** SET TASK **
Provide an exact transcription of all the records.

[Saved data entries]

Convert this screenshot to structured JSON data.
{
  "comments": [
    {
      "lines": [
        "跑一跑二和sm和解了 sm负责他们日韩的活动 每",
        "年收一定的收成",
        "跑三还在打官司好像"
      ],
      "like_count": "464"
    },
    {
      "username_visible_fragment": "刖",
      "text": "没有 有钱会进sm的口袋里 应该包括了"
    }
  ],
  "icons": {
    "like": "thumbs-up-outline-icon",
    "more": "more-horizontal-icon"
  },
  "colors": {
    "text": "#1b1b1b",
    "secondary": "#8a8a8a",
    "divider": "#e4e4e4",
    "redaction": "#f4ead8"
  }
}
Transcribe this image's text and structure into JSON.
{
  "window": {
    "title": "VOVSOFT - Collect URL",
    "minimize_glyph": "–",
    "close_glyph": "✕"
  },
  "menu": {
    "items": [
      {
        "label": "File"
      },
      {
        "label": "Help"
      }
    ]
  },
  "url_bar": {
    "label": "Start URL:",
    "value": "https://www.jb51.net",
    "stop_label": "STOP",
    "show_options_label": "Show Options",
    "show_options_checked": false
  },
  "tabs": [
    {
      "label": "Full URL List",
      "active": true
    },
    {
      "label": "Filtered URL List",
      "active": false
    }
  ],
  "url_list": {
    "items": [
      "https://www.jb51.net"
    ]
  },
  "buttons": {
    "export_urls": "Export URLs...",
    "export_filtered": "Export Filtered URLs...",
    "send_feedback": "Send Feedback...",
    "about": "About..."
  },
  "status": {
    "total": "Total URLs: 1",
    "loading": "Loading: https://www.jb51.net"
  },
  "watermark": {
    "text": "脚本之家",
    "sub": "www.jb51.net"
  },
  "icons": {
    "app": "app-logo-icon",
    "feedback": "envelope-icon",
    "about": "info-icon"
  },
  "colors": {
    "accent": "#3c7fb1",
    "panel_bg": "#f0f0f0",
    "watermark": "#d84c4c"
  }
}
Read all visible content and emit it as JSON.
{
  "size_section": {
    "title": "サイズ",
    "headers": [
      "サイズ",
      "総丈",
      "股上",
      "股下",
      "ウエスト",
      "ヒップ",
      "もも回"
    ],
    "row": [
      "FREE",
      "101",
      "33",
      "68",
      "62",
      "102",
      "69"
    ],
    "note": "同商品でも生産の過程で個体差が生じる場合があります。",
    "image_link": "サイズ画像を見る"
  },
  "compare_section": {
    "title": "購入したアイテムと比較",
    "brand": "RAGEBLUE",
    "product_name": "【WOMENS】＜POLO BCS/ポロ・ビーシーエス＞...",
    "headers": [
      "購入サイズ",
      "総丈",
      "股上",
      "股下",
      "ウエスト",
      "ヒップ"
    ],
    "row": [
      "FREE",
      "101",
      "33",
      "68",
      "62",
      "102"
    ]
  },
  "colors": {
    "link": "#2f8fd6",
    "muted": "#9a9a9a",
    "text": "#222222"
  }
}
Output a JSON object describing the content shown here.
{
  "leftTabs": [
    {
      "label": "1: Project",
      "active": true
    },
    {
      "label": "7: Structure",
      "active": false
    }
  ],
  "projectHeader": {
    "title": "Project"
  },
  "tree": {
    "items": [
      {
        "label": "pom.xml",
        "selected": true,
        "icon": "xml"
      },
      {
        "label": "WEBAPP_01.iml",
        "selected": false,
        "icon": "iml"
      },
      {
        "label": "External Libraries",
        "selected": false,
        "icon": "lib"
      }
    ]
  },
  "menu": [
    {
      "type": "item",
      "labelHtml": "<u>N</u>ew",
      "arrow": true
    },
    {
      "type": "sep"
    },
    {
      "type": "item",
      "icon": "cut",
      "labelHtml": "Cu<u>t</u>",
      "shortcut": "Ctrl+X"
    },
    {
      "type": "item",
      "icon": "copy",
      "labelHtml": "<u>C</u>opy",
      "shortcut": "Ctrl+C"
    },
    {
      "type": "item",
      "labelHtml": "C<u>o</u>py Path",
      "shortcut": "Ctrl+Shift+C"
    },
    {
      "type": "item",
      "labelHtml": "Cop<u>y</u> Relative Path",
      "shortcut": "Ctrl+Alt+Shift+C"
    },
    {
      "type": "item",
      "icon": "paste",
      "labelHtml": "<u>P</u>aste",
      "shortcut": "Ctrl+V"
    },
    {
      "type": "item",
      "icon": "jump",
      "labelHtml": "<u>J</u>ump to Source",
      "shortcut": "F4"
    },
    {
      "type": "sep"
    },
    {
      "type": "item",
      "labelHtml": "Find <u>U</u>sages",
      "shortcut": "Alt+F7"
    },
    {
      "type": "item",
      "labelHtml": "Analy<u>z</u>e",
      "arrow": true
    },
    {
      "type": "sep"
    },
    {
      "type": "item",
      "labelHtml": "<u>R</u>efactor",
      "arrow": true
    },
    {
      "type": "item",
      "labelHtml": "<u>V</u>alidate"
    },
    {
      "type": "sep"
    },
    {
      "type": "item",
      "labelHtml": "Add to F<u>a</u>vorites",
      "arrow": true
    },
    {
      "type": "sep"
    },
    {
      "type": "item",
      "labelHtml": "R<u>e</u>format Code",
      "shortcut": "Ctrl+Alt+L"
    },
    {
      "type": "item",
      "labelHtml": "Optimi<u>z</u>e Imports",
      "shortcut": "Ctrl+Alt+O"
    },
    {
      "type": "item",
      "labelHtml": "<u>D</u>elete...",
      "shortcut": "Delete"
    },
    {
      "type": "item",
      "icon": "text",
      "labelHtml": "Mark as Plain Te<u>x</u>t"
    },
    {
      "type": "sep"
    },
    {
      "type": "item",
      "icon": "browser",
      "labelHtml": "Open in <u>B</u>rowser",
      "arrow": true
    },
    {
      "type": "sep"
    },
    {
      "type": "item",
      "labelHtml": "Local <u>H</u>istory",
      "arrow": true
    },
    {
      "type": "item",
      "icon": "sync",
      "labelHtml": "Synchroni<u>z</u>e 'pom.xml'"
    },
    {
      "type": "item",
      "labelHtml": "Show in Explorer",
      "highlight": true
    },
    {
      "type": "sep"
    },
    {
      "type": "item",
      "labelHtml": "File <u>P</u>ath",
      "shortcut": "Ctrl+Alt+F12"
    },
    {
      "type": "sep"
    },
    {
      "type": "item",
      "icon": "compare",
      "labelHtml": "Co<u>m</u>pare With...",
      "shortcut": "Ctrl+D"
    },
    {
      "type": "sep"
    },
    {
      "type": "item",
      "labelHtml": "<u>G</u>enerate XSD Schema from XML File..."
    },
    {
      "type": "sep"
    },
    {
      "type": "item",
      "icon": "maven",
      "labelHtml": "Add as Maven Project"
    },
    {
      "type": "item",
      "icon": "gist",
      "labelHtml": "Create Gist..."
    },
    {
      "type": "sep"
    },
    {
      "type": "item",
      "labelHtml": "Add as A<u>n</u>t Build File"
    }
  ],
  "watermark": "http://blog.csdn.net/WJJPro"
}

** THE OUTPUT **
Convert this screenshot to structured JSON data.
{
  "comments": [
    {
      "lines": [
        "跑一跑二和sm和解了 sm负责他们日韩的活动 每",
        "年收一定的收成",
        "跑三还在打官司好像"
      ],
      "like_count": "464"
    },
    {
      "username_visible_fragment": "刖",
      "text": "没有 有钱会进sm的口袋里 应该包括了"
    }
  ],
  "icons": {
    "like": "thumbs-up-outline-icon",
    "more": "more-horizontal-icon"
  },
  "colors": {
    "text": "#1b1b1b",
    "secondary": "#8a8a8a",
    "divider": "#e4e4e4",
    "redaction": "#f4ead8"
  }
}
Transcribe this image's text and structure into JSON.
{
  "window": {
    "title": "VOVSOFT - Collect URL",
    "minimize_glyph": "–",
    "close_glyph": "✕"
  },
  "menu": {
    "items": [
      {
        "label": "File"
      },
      {
        "label": "Help"
      }
    ]
  },
  "url_bar": {
    "label": "Start URL:",
    "value": "https://www.jb51.net",
    "stop_label": "STOP",
    "show_options_label": "Show Options",
    "show_options_checked": false
  },
  "tabs": [
    {
      "label": "Full URL List",
      "active": true
    },
    {
      "label": "Filtered URL List",
      "active": false
    }
  ],
  "url_list": {
    "items": [
      "https://www.jb51.net"
    ]
  },
  "buttons": {
    "export_urls": "Export URLs...",
    "export_filtered": "Export Filtered URLs...",
    "send_feedback": "Send Feedback...",
    "about": "About..."
  },
  "status": {
    "total": "Total URLs: 1",
    "loading": "Loading: https://www.jb51.net"
  },
  "watermark": {
    "text": "脚本之家",
    "sub": "www.jb51.net"
  },
  "icons": {
    "app": "app-logo-icon",
    "feedback": "envelope-icon",
    "about": "info-icon"
  },
  "colors": {
    "accent": "#3c7fb1",
    "panel_bg": "#f0f0f0",
    "watermark": "#d84c4c"
  }
}
Read all visible content and emit it as JSON.
{
  "size_section": {
    "title": "サイズ",
    "headers": [
      "サイズ",
      "総丈",
      "股上",
      "股下",
      "ウエスト",
      "ヒップ",
      "もも回"
    ],
    "row": [
      "FREE",
      "101",
      "33",
      "68",
      "62",
      "102",
      "69"
    ],
    "note": "同商品でも生産の過程で個体差が生じる場合があります。",
    "image_link": "サイズ画像を見る"
  },
  "compare_section": {
    "title": "購入したアイテムと比較",
    "brand": "RAGEBLUE",
    "product_name": "【WOMENS】＜POLO BCS/ポロ・ビーシーエス＞...",
    "headers": [
      "購入サイズ",
      "総丈",
      "股上",
      "股下",
      "ウエスト",
      "ヒップ"
    ],
    "row": [
      "FREE",
      "101",
      "33",
      "68",
      "62",
      "102"
    ]
  },
  "colors": {
    "link": "#2f8fd6",
    "muted": "#9a9a9a",
    "text": "#222222"
  }
}
Output a JSON object describing the content shown here.
{
  "leftTabs": [
    {
      "label": "1: Project",
      "active": true
    },
    {
      "label": "7: Structure",
      "active": false
    }
  ],
  "projectHeader": {
    "title": "Project"
  },
  "tree": {
    "items": [
      {
        "label": "pom.xml",
        "selected": true,
        "icon": "xml"
      },
      {
        "label": "WEBAPP_01.iml",
        "selected": false,
        "icon": "iml"
      },
      {
        "label": "External Libraries",
        "selected": false,
        "icon": "lib"
      }
    ]
  },
  "menu": [
    {
      "type": "item",
      "labelHtml": "<u>N</u>ew",
      "arrow": true
    },
    {
      "type": "sep"
    },
    {
      "type": "item",
      "icon": "cut",
      "labelHtml": "Cu<u>t</u>",
      "shortcut": "Ctrl+X"
    },
    {
      "type": "item",
      "icon": "copy",
      "labelHtml": "<u>C</u>opy",
      "shortcut": "Ctrl+C"
    },
    {
      "type": "item",
      "labelHtml": "C<u>o</u>py Path",
      "shortcut": "Ctrl+Shift+C"
    },
    {
      "type": "item",
      "labelHtml": "Cop<u>y</u> Relative Path",
      "shortcut": "Ctrl+Alt+Shift+C"
    },
    {
      "type": "item",
      "icon": "paste",
      "labelHtml": "<u>P</u>aste",
      "shortcut": "Ctrl+V"
    },
    {
      "type": "item",
      "icon": "jump",
      "labelHtml": "<u>J</u>ump to Source",
      "shortcut": "F4"
    },
    {
      "type": "sep"
    },
    {
      "type": "item",
      "labelHtml": "Find <u>U</u>sages",
      "shortcut": "Alt+F7"
    },
    {
      "type": "item",
      "labelHtml": "Analy<u>z</u>e",
      "arrow": true
    },
    {
      "type": "sep"
    },
    {
      "type": "item",
      "labelHtml": "<u>R</u>efactor",
      "arrow": true
    },
    {
      "type": "item",
      "labelHtml": "<u>V</u>alidate"
    },
    {
      "type": "sep"
    },
    {
      "type": "item",
      "labelHtml": "Add to F<u>a</u>vorites",
      "arrow": true
    },
    {
      "type": "sep"
    },
    {
      "type": "item",
      "labelHtml": "R<u>e</u>format Code",
      "shortcut": "Ctrl+Alt+L"
    },
    {
      "type": "item",
      "labelHtml": "Optimi<u>z</u>e Imports",
      "shortcut": "Ctrl+Alt+O"
    },
    {
      "type": "item",
      "labelHtml": "<u>D</u>elete...",
      "shortcut": "Delete"
    },
    {
      "type": "item",
      "icon": "text",
      "labelHtml": "Mark as Plain Te<u>x</u>t"
    },
    {
      "type": "sep"
    },
    {
      "type": "item",
      "icon": "browser",
      "labelHtml": "Open in <u>B</u>rowser",
      "arrow": true
    },
    {
      "type": "sep"
    },
    {
      "type": "item",
      "labelHtml": "Local <u>H</u>istory",
      "arrow": true
    },
    {
      "type": "item",
      "icon": "sync",
      "labelHtml": "Synchroni<u>z</u>e 'pom.xml'"
    },
    {
      "type": "item",
      "labelHtml": "Show in Explorer",
      "highlight": true
    },
    {
      "type": "sep"
    },
    {
      "type": "item",
      "labelHtml": "File <u>P</u>ath",
      "shortcut": "Ctrl+Alt+F12"
    },
    {
      "type": "sep"
    },
    {
      "type": "item",
      "icon": "compare",
      "labelHtml": "Co<u>m</u>pare With...",
      "shortcut": "Ctrl+D"
    },
    {
      "type": "sep"
    },
    {
      "type": "item",
      "labelHtml": "<u>G</u>enerate XSD Schema from XML File..."
    },
    {
      "type": "sep"
    },
    {
      "type": "item",
      "icon": "maven",
      "labelHtml": "Add as Maven Project"
    },
    {
      "type": "item",
      "icon": "gist",
      "labelHtml": "Create Gist..."
    },
    {
      "type": "sep"
    },
    {
      "type": "item",
      "labelHtml": "Add as A<u>n</u>t Build File"
    }
  ],
  "watermark": "http://blog.csdn.net/WJJPro"
}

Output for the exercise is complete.